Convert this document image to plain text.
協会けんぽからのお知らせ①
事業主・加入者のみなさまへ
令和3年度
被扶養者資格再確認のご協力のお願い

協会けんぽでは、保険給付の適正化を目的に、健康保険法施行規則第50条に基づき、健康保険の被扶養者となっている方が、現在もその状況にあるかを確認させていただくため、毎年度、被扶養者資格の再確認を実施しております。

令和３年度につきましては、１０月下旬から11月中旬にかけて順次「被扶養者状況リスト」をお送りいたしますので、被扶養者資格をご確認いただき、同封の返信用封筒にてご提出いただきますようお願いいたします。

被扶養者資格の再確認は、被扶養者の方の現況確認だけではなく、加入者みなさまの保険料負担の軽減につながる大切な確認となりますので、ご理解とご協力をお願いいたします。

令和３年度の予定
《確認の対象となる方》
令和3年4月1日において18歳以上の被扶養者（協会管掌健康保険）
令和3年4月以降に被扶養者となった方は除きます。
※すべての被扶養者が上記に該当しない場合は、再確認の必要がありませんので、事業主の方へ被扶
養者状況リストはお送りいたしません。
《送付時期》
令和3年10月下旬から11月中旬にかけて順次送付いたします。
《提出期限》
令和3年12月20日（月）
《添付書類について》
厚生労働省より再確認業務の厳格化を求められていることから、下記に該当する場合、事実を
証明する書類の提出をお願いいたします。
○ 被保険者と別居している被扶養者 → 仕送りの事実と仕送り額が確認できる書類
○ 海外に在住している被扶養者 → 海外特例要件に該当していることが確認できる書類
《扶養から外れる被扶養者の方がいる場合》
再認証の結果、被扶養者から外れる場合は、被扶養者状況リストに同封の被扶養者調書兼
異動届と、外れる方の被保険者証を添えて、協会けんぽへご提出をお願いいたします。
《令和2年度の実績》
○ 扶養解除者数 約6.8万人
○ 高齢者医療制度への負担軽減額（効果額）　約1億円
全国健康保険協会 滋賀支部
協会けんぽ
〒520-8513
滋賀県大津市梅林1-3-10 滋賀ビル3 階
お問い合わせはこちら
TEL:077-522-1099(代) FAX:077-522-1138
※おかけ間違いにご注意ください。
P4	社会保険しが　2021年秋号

======

## WHAT THE EXERCISE ASKS
Your task is to transcribe the material exactly.

## WRITTEN RESPONSE
Convert this document image to plain text.
協会けんぽからのお知らせ①
事業主・加入者のみなさまへ
令和3年度
被扶養者資格再確認のご協力のお願い

協会けんぽでは、保険給付の適正化を目的に、健康保険法施行規則第50条に基づき、健康保険の被扶養者となっている方が、現在もその状況にあるかを確認させていただくため、毎年度、被扶養者資格の再確認を実施しております。

令和３年度につきましては、１０月下旬から11月中旬にかけて順次「被扶養者状況リスト」をお送りいたしますので、被扶養者資格をご確認いただき、同封の返信用封筒にてご提出いただきますようお願いいたします。

被扶養者資格の再確認は、被扶養者の方の現況確認だけではなく、加入者みなさまの保険料負担の軽減につながる大切な確認となりますので、ご理解とご協力をお願いいたします。

令和３年度の予定
《確認の対象となる方》
令和3年4月1日において18歳以上の被扶養者（協会管掌健康保険）
令和3年4月以降に被扶養者となった方は除きます。
※すべての被扶養者が上記に該当しない場合は、再確認の必要がありませんので、事業主の方へ被扶
養者状況リストはお送りいたしません。
《送付時期》
令和3年10月下旬から11月中旬にかけて順次送付いたします。
《提出期限》
令和3年12月20日（月）
《添付書類について》
厚生労働省より再確認業務の厳格化を求められていることから、下記に該当する場合、事実を
証明する書類の提出をお願いいたします。
○ 被保険者と別居している被扶養者 → 仕送りの事実と仕送り額が確認できる書類
○ 海外に在住している被扶養者 → 海外特例要件に該当していることが確認できる書類
《扶養から外れる被扶養者の方がいる場合》
再認証の結果、被扶養者から外れる場合は、被扶養者状況リストに同封の被扶養者調書兼
異動届と、外れる方の被保険者証を添えて、協会けんぽへご提出をお願いいたします。
《令和2年度の実績》
○ 扶養解除者数 約6.8万人
○ 高齢者医療制度への負担軽減額（効果額）　約1億円
全国健康保険協会 滋賀支部
協会けんぽ
〒520-8513
滋賀県大津市梅林1-3-10 滋賀ビル3 階
お問い合わせはこちら
TEL:077-522-1099(代) FAX:077-522-1138
※おかけ間違いにご注意ください。
P4	社会保険しが　2021年秋号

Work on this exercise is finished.